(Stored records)
★ ★ ★ ★ ★ ★ ★

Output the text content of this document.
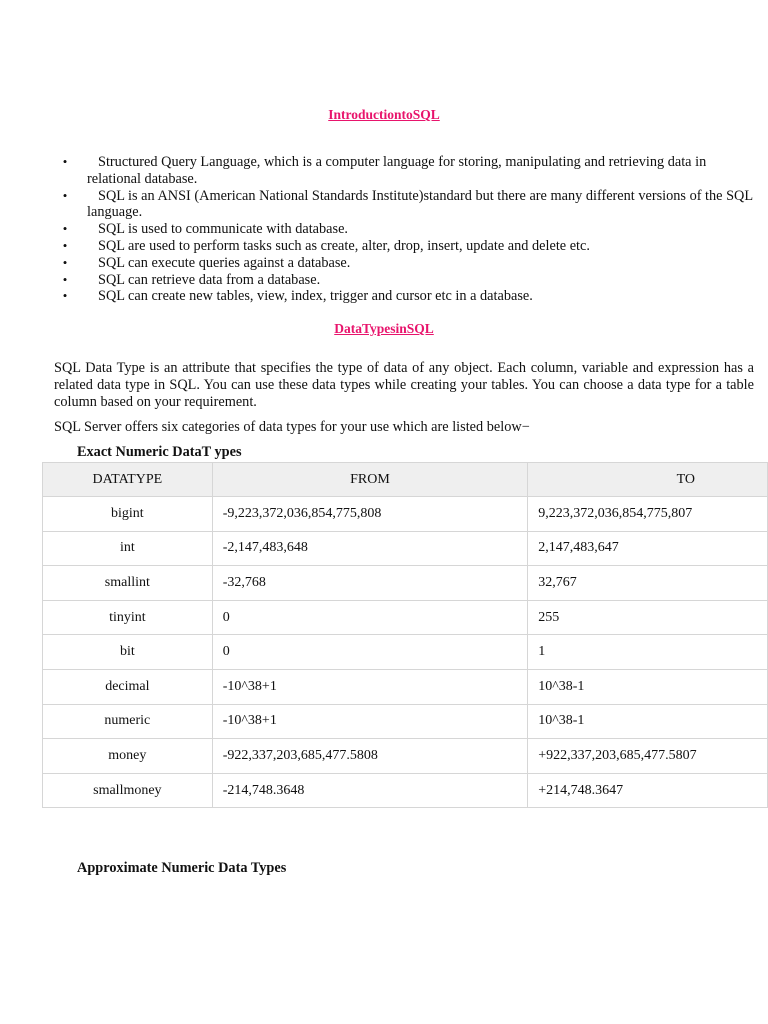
IntroductiontoSQL
•	Structured Query Language, which is a computer language for storing, manipulating and retrieving data in relational database.
•	SQL is an ANSI (American National Standards Institute)standard but there are many different versions of the SQL language.
•	SQL is used to communicate with database.
•	SQL are used to perform tasks such as create, alter, drop, insert, update and delete etc.
•	SQL can execute queries against a database.
•	SQL can retrieve data from a database.
•	SQL can create new tables, view, index, trigger and cursor etc in a database.
DataTypesinSQL
SQL Data Type is an attribute that specifies the type of data of any object. Each column, variable and expression has a related data type in SQL. You can use these data types while creating your tables. You can choose a data type for a table column based on your requirement.
SQL Server offers six categories of data types for your use which are listed below−
Exact Numeric DataT ypes
DATATYPE	FROM	TO
bigint	-9,223,372,036,854,775,808	9,223,372,036,854,775,807
int	-2,147,483,648	2,147,483,647
smallint	-32,768	32,767
tinyint	0	255
bit	0	1
decimal	-10^38+1	10^38-1
numeric	-10^38+1	10^38-1
money	-922,337,203,685,477.5808	+922,337,203,685,477.5807
smallmoney	-214,748.3648	+214,748.3647
Approximate Numeric Data Types
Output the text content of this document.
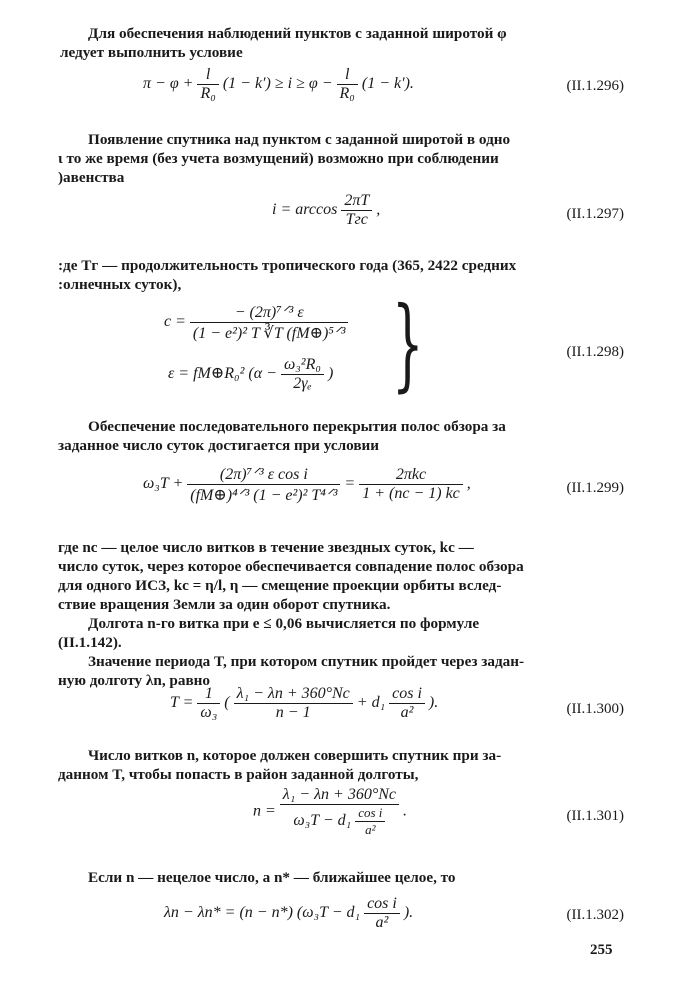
Для обеспечения наблюдений пунктов с заданной широтой φ
ледует выполнить условие

$\pi - \varphi + \frac{l}{\text{R₀}} (1 - k') \ge i \ge \varphi - \frac{l}{\text{R₀}} (1 - k')$.	(II.1.296)

Появление спутника над пунктом с заданной широтой в одно
ι то же время (без учета возмущений) возможно при соблюдении
)авенства

$i = \arccos \frac{2\pi T}{\text{Tгc}}$ ,	(II.1.297)

:де Tг — продолжительность тропического года (365, 2422 средних
:олнечных суток),

$c = \frac{\text{− (2π)⁷ᐟ³ ε}}{\text{(1 − e²)² T ∛T (fM⊕)⁵ᐟ³}}$
ε = fM⊕R₀² ($\alpha - \frac{\text{ω₃²R₀}}{\text{2γₑ}}$ ) }	(II.1.298)

Обеспечение последовательного перекрытия полос обзора за
заданное число суток достигается при условии

$\omega_3T + \frac{\text{(2π)⁷ᐟ³ ε cos i}}{\text{(fM⊕)⁴ᐟ³ (1 − e²)² T⁴ᐟ³}} = \frac{\text{2πkc}}{1 + (nc - 1) kc}$ ,	(II.1.299)

где nc — целое число витков в течение звездных суток, kc —
число суток, через которое обеспечивается совпадение полос обзора
для одного ИСЗ, kc = η/l, η — смещение проекции орбиты вслед-
ствие вращения Земли за один оборот спутника.

Долгота n-го витка при e ≤ 0,06 вычисляется по формуле
(II.1.142).

Значение периода T, при котором спутник пройдет через задан-
ную долготу λn, равно

$T = \frac{1}{\text{ω₃}}$ ( $\frac{\text{λ₁ − λn + 360°Nc}}{n - 1} + d_1 \frac{\text{cos i}}{\text{a²}}$ ).	(II.1.300)

Число витков n, которое должен совершить спутник при за-
данном T, чтобы попасть в район заданной долготы,

$n = \frac{\text{λ₁ − λn + 360°Nc}}{\omega_3T - d_1 \frac{\text{cos i}}{\text{a²}}}$ .	(II.1.301)

Если n — нецелое число, а n* — ближайшее целое, то

λn − λn* = (n − n*) ($\omega_3T - d_1 \frac{\text{cos i}}{\text{a²}}$ ).	(II.1.302)
255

★ ★ ★ ★ ★ ★ ★

# INSTRUCTIONS FOR THE TASK
Copy out the lines in which the string "your" appears.

# WRITTEN REPLY
SQL Data Type is an attribute that specifies the type of data of any object. Each column, variable and expression has a related data type in SQL. You can use these data types while creating your tables. You can choose a data type for a table column based on your requirement.
SQL Server offers six categories of data types for your use which are listed below−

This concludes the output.